La gauche doit renouer avec les analyses qui ont fait sa force

Mouvement • Alors que triomphe la domination des bourgeoisies capitalistes et que règne l'atomisation des classes populaires, la gauche doit lancer une bataille idéologique et pratique pour faire comprendre aux populations que le changement social est possible.

Alors que triomphe la domination des bourgeoisies capitalistes et que règne l’atomisation des classes populaires, la
gauche doit lancer une bataille idéologique et pratique pour faire comprendre aux populations que le changement social est possible.

La crise actuelle des valeurs et des
projets de la gauche radicale helvétique
dans laquelle patauge le
Parti suisse du Travail – POP, aussi bien
que les autres courants radicaux, me
semble refléter totalement la réussite
du brouillage idéologique auquel se
livrent les théories dominantes qui
essaiment dans tous les moyens de
communication de masse, qu’ils proviennent
des médias traditionnels
(journaux, télévision, radio, cinéma) ou
très récents, comme internet. Ces
moyens peuvent à mon sens être considérés
comme les relais puissants d’un
pouvoir de classe.

En préambule, je dirais que la fréquentation,
depuis un peu plus d’une
décennie, de la pensée critique, allant
de la sociologie comme discipline
scientifique à la littérature socialiste et
communiste, m’a conduit à un changement
de regard total sur ce que je prenais
encore, à l’âge de 18-19 ans (à la
fin des années nonante), comme la réalité,
c’est-à-dire une approche acritique
de la société, de son organisation et de
son fonctionnement.

Intéressé alors par la politique
entendue dans son sens parlementaire,
avec ces conjonctures et ces enjeux
propres, mais dépolitisé dans les faits,
car ne disposant pas d’armes intellectuelles
me permettant de comprendre
véritablement la réalité sociale, je succombais
aux illusions courantes qui
déterminent l’appréhension ordinaire
du monde dans lequel nous vivons. Le
premier choc passé de considérer la
société non pas comme une donnée de
fait, ne pouvant être interrogée en ellemême
et critiquée pour ce qu’elle est,
sauf à la marge et, à plus forte raison,
être transformée, a laissé la place à la
recherche des manières alternatives de
l’organiser, tant ses modes de fonctionnement
me paraissaient (paraissent
d’autant plus aujourd’hui) si épouvantablement
structurés par les inégalités
et les injustices socio-économiques.

——

Énoncé 1
Traduisez en anglais cette phrase de l'extrait : « Ces moyens peuvent à mon sens être considérés comme les relais puissants d’un pouvoir de classe. »

Données enregistrées
——

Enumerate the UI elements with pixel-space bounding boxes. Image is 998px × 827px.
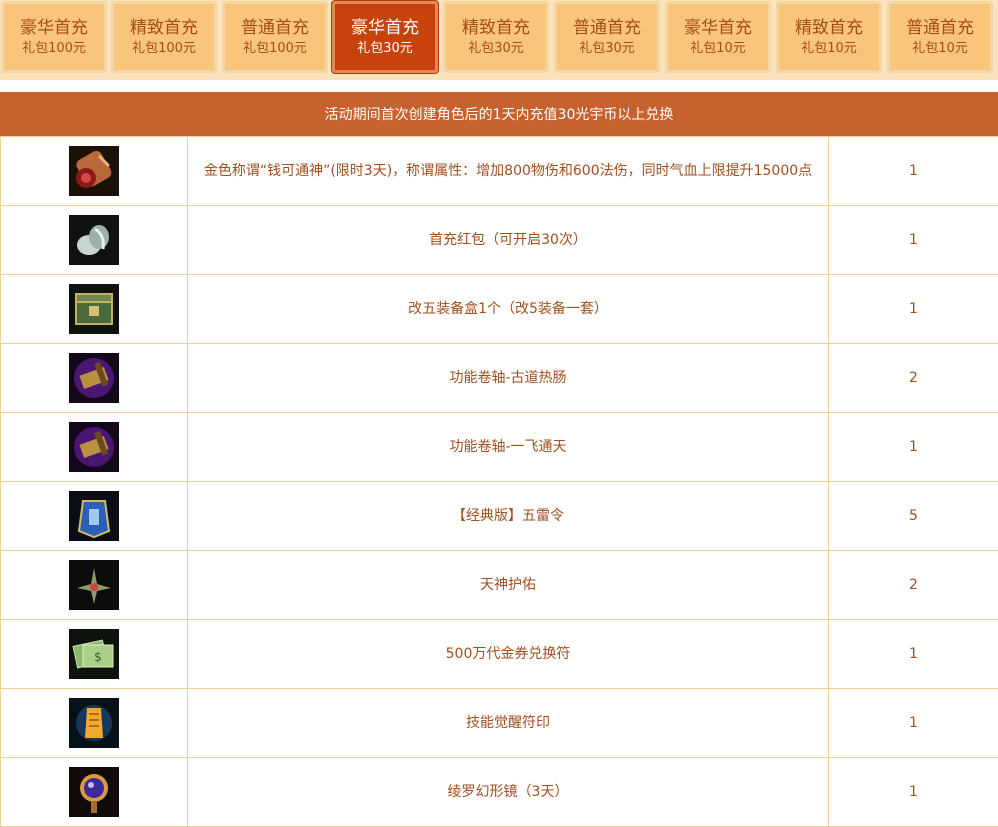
item-quantity: 1: [829, 413, 998, 482]
item-name: 金色称谓“钱可通神”(限时3天)，称谓属性：增加800物伤和600法伤，同时气血…: [188, 137, 829, 206]
table-row: $ 500万代金券兑换符 1: [1, 620, 998, 689]
tab-title: 豪华首充: [684, 17, 752, 39]
table-row: 【经典版】五雷令 5: [1, 482, 998, 551]
tab-3-active[interactable]: 豪华首充礼包30元: [332, 1, 438, 73]
table-row: 功能卷轴-一飞通天 1: [1, 413, 998, 482]
tab-title: 普通首充: [241, 17, 309, 39]
tab-title: 精致首充: [130, 17, 198, 39]
scroll-title-icon: [69, 146, 119, 196]
tab-subtitle: 礼包10元: [801, 40, 857, 58]
tab-5[interactable]: 普通首充礼包30元: [554, 1, 660, 73]
item-quantity: 1: [829, 206, 998, 275]
tab-7[interactable]: 精致首充礼包10元: [776, 1, 882, 73]
magic-mirror-icon: [69, 767, 119, 817]
item-quantity: 1: [829, 758, 998, 827]
item-name: 首充红包（可开启30次）: [188, 206, 829, 275]
item-quantity: 1: [829, 275, 998, 344]
tab-2[interactable]: 普通首充礼包100元: [222, 1, 328, 73]
tab-subtitle: 礼包100元: [243, 40, 307, 58]
thunder-token-icon: [69, 491, 119, 541]
item-quantity: 5: [829, 482, 998, 551]
tab-subtitle: 礼包100元: [132, 40, 196, 58]
red-envelope-icon: [69, 215, 119, 265]
tab-title: 豪华首充: [351, 17, 419, 39]
table-row: 改五装备盒1个（改5装备一套） 1: [1, 275, 998, 344]
table-row: 天神护佑 2: [1, 551, 998, 620]
table-row: 金色称谓“钱可通神”(限时3天)，称谓属性：增加800物伤和600法伤，同时气血…: [1, 137, 998, 206]
table-row: 首充红包（可开启30次） 1: [1, 206, 998, 275]
tab-subtitle: 礼包100元: [22, 40, 86, 58]
svg-text:$: $: [94, 650, 102, 664]
table-row: 技能觉醒符印 1: [1, 689, 998, 758]
item-quantity: 1: [829, 620, 998, 689]
item-name: 改五装备盒1个（改5装备一套）: [188, 275, 829, 344]
tab-0[interactable]: 豪华首充礼包100元: [1, 1, 107, 73]
gift-tabs-bar: 豪华首充礼包100元 精致首充礼包100元 普通首充礼包100元 豪华首充礼包3…: [0, 0, 998, 80]
item-quantity: 1: [829, 689, 998, 758]
table-row: 功能卷轴-古道热肠 2: [1, 344, 998, 413]
tab-subtitle: 礼包30元: [468, 40, 524, 58]
tab-title: 普通首充: [906, 17, 974, 39]
skill-seal-icon: [69, 698, 119, 748]
item-name: 500万代金券兑换符: [188, 620, 829, 689]
cash-voucher-icon: $: [69, 629, 119, 679]
divine-blessing-icon: [69, 560, 119, 610]
item-name: 技能觉醒符印: [188, 689, 829, 758]
reward-table: 金色称谓“钱可通神”(限时3天)，称谓属性：增加800物伤和600法伤，同时气血…: [0, 136, 998, 827]
tab-title: 普通首充: [573, 17, 641, 39]
tab-subtitle: 礼包10元: [690, 40, 746, 58]
function-scroll-icon: [69, 422, 119, 472]
tab-subtitle: 礼包30元: [357, 40, 413, 58]
tab-4[interactable]: 精致首充礼包30元: [443, 1, 549, 73]
tab-title: 精致首充: [795, 17, 863, 39]
item-name: 功能卷轴-古道热肠: [188, 344, 829, 413]
item-quantity: 2: [829, 551, 998, 620]
item-name: 功能卷轴-一飞通天: [188, 413, 829, 482]
tab-1[interactable]: 精致首充礼包100元: [111, 1, 217, 73]
item-quantity: 2: [829, 344, 998, 413]
tab-title: 精致首充: [462, 17, 530, 39]
table-row: 绫罗幻形镜（3天） 1: [1, 758, 998, 827]
activity-notice: 活动期间首次创建角色后的1天内充值30光宇币以上兑换: [0, 92, 998, 136]
item-name: 天神护佑: [188, 551, 829, 620]
tab-title: 豪华首充: [20, 17, 88, 39]
tab-subtitle: 礼包10元: [912, 40, 968, 58]
item-name: 【经典版】五雷令: [188, 482, 829, 551]
function-scroll-icon: [69, 353, 119, 403]
tab-subtitle: 礼包30元: [579, 40, 635, 58]
tab-8[interactable]: 普通首充礼包10元: [887, 1, 993, 73]
item-name: 绫罗幻形镜（3天）: [188, 758, 829, 827]
item-quantity: 1: [829, 137, 998, 206]
tab-6[interactable]: 豪华首充礼包10元: [665, 1, 771, 73]
equipment-box-icon: [69, 284, 119, 334]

——

Énoncé 2
Mettez sous forme de liste JSON de chaînes, à raison d'une chaîne par ligne, les lignes du listing : commencez à celle qui contient « item-quantity: 1: [829, 413, 998, 482] » et arrêtez-vous après celle qui contient « table-row: 【经典版】五雷令 5: [1, 482, 998, 551] ».

Corrigé 1
In my view, these means can be considered the powerful relays of a class power.

Corrigé 2
[
  "item-quantity: 1: [829, 413, 998, 482]",
  "item-name: 金色称谓“钱可通神”(限时3天)，称谓属性：增加800物伤和600法伤，同时气血…: [188, 137, 829, 206]",
  "table-row: $ 500万代金券兑换符 1: [1, 620, 998, 689]",
  "tab-title: 豪华首充: [684, 17, 752, 39]",
  "table-row: 【经典版】五雷令 5: [1, 482, 998, 551]"
]